-- START OF Listed records --
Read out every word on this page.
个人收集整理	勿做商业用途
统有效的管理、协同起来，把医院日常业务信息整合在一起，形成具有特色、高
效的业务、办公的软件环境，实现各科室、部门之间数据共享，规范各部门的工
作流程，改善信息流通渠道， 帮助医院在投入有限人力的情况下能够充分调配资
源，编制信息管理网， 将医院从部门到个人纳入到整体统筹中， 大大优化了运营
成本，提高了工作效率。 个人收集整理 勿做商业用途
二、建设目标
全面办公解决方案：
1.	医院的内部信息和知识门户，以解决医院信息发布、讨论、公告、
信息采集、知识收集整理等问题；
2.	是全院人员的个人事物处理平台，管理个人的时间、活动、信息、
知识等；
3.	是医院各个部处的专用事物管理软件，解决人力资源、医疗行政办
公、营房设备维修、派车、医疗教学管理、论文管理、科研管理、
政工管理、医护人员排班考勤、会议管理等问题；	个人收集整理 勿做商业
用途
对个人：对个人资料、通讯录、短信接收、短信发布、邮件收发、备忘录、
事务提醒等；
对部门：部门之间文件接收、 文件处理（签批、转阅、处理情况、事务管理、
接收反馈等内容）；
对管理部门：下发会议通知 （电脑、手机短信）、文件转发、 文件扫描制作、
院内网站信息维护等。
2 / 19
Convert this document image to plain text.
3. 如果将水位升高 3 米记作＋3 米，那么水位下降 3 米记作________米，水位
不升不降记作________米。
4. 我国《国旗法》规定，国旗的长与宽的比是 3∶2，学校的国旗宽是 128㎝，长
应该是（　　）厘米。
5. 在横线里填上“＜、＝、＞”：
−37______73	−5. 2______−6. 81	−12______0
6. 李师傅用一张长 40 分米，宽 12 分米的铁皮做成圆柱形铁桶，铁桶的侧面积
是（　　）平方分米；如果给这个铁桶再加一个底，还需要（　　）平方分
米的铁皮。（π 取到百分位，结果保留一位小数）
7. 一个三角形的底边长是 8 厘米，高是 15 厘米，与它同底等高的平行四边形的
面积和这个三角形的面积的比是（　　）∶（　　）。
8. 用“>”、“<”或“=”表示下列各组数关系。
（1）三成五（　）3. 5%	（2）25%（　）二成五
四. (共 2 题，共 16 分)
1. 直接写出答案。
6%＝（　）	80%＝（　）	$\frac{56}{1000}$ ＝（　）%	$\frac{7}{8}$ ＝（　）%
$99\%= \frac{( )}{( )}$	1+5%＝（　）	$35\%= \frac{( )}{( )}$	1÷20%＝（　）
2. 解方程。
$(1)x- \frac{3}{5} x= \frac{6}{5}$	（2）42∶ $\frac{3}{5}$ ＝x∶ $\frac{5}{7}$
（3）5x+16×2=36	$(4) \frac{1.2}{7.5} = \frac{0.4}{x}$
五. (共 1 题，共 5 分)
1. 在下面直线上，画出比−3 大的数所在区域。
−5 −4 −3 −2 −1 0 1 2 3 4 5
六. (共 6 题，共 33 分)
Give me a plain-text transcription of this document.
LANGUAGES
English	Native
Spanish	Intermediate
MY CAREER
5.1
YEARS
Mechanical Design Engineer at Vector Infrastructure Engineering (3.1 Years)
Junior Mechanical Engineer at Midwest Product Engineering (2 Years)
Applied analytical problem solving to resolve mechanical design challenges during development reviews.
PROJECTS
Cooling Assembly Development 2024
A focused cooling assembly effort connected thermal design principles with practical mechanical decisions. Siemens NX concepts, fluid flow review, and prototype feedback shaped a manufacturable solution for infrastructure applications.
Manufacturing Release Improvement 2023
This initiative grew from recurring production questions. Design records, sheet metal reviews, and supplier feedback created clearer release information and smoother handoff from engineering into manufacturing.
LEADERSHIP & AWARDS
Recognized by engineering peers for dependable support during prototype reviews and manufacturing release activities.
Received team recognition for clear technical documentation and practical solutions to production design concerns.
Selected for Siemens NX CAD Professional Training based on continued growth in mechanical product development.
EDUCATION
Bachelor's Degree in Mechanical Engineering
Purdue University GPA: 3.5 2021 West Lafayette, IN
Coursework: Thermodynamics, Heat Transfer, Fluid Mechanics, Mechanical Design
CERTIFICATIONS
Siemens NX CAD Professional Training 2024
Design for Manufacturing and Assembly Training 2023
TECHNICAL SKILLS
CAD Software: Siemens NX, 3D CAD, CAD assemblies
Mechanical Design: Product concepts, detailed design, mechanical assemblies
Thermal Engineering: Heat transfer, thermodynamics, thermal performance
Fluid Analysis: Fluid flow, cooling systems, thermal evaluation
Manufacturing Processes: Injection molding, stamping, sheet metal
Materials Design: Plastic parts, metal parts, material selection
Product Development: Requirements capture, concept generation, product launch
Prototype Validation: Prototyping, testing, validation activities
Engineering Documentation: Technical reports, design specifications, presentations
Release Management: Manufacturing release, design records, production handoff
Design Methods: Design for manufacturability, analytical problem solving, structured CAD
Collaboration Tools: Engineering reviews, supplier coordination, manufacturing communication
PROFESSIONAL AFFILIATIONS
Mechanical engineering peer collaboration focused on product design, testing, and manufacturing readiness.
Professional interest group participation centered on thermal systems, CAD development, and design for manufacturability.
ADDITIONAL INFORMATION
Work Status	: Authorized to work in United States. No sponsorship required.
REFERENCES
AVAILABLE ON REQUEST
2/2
-- END OF Listed records --
The problem:
Copy every record exactly, with nothing added or dropped.

Written answer:
Read out every word on this page.
个人收集整理	勿做商业用途
统有效的管理、协同起来，把医院日常业务信息整合在一起，形成具有特色、高
效的业务、办公的软件环境，实现各科室、部门之间数据共享，规范各部门的工
作流程，改善信息流通渠道， 帮助医院在投入有限人力的情况下能够充分调配资
源，编制信息管理网， 将医院从部门到个人纳入到整体统筹中， 大大优化了运营
成本，提高了工作效率。 个人收集整理 勿做商业用途
二、建设目标
全面办公解决方案：
1.	医院的内部信息和知识门户，以解决医院信息发布、讨论、公告、
信息采集、知识收集整理等问题；
2.	是全院人员的个人事物处理平台，管理个人的时间、活动、信息、
知识等；
3.	是医院各个部处的专用事物管理软件，解决人力资源、医疗行政办
公、营房设备维修、派车、医疗教学管理、论文管理、科研管理、
政工管理、医护人员排班考勤、会议管理等问题；	个人收集整理 勿做商业
用途
对个人：对个人资料、通讯录、短信接收、短信发布、邮件收发、备忘录、
事务提醒等；
对部门：部门之间文件接收、 文件处理（签批、转阅、处理情况、事务管理、
接收反馈等内容）；
对管理部门：下发会议通知 （电脑、手机短信）、文件转发、 文件扫描制作、
院内网站信息维护等。
2 / 19
Convert this document image to plain text.
3. 如果将水位升高 3 米记作＋3 米，那么水位下降 3 米记作________米，水位
不升不降记作________米。
4. 我国《国旗法》规定，国旗的长与宽的比是 3∶2，学校的国旗宽是 128㎝，长
应该是（　　）厘米。
5. 在横线里填上“＜、＝、＞”：
−37______73	−5. 2______−6. 81	−12______0
6. 李师傅用一张长 40 分米，宽 12 分米的铁皮做成圆柱形铁桶，铁桶的侧面积
是（　　）平方分米；如果给这个铁桶再加一个底，还需要（　　）平方分
米的铁皮。（π 取到百分位，结果保留一位小数）
7. 一个三角形的底边长是 8 厘米，高是 15 厘米，与它同底等高的平行四边形的
面积和这个三角形的面积的比是（　　）∶（　　）。
8. 用“>”、“<”或“=”表示下列各组数关系。
（1）三成五（　）3. 5%	（2）25%（　）二成五
四. (共 2 题，共 16 分)
1. 直接写出答案。
6%＝（　）	80%＝（　）	$\frac{56}{1000}$ ＝（　）%	$\frac{7}{8}$ ＝（　）%
$99\%= \frac{( )}{( )}$	1+5%＝（　）	$35\%= \frac{( )}{( )}$	1÷20%＝（　）
2. 解方程。
$(1)x- \frac{3}{5} x= \frac{6}{5}$	（2）42∶ $\frac{3}{5}$ ＝x∶ $\frac{5}{7}$
（3）5x+16×2=36	$(4) \frac{1.2}{7.5} = \frac{0.4}{x}$
五. (共 1 题，共 5 分)
1. 在下面直线上，画出比−3 大的数所在区域。
−5 −4 −3 −2 −1 0 1 2 3 4 5
六. (共 6 题，共 33 分)
Give me a plain-text transcription of this document.
LANGUAGES
English	Native
Spanish	Intermediate
MY CAREER
5.1
YEARS
Mechanical Design Engineer at Vector Infrastructure Engineering (3.1 Years)
Junior Mechanical Engineer at Midwest Product Engineering (2 Years)
Applied analytical problem solving to resolve mechanical design challenges during development reviews.
PROJECTS
Cooling Assembly Development 2024
A focused cooling assembly effort connected thermal design principles with practical mechanical decisions. Siemens NX concepts, fluid flow review, and prototype feedback shaped a manufacturable solution for infrastructure applications.
Manufacturing Release Improvement 2023
This initiative grew from recurring production questions. Design records, sheet metal reviews, and supplier feedback created clearer release information and smoother handoff from engineering into manufacturing.
LEADERSHIP & AWARDS
Recognized by engineering peers for dependable support during prototype reviews and manufacturing release activities.
Received team recognition for clear technical documentation and practical solutions to production design concerns.
Selected for Siemens NX CAD Professional Training based on continued growth in mechanical product development.
EDUCATION
Bachelor's Degree in Mechanical Engineering
Purdue University GPA: 3.5 2021 West Lafayette, IN
Coursework: Thermodynamics, Heat Transfer, Fluid Mechanics, Mechanical Design
CERTIFICATIONS
Siemens NX CAD Professional Training 2024
Design for Manufacturing and Assembly Training 2023
TECHNICAL SKILLS
CAD Software: Siemens NX, 3D CAD, CAD assemblies
Mechanical Design: Product concepts, detailed design, mechanical assemblies
Thermal Engineering: Heat transfer, thermodynamics, thermal performance
Fluid Analysis: Fluid flow, cooling systems, thermal evaluation
Manufacturing Processes: Injection molding, stamping, sheet metal
Materials Design: Plastic parts, metal parts, material selection
Product Development: Requirements capture, concept generation, product launch
Prototype Validation: Prototyping, testing, validation activities
Engineering Documentation: Technical reports, design specifications, presentations
Release Management: Manufacturing release, design records, production handoff
Design Methods: Design for manufacturability, analytical problem solving, structured CAD
Collaboration Tools: Engineering reviews, supplier coordination, manufacturing communication
PROFESSIONAL AFFILIATIONS
Mechanical engineering peer collaboration focused on product design, testing, and manufacturing readiness.
Professional interest group participation centered on thermal systems, CAD development, and design for manufacturability.
ADDITIONAL INFORMATION
Work Status	: Authorized to work in United States. No sponsorship required.
REFERENCES
AVAILABLE ON REQUEST
2/2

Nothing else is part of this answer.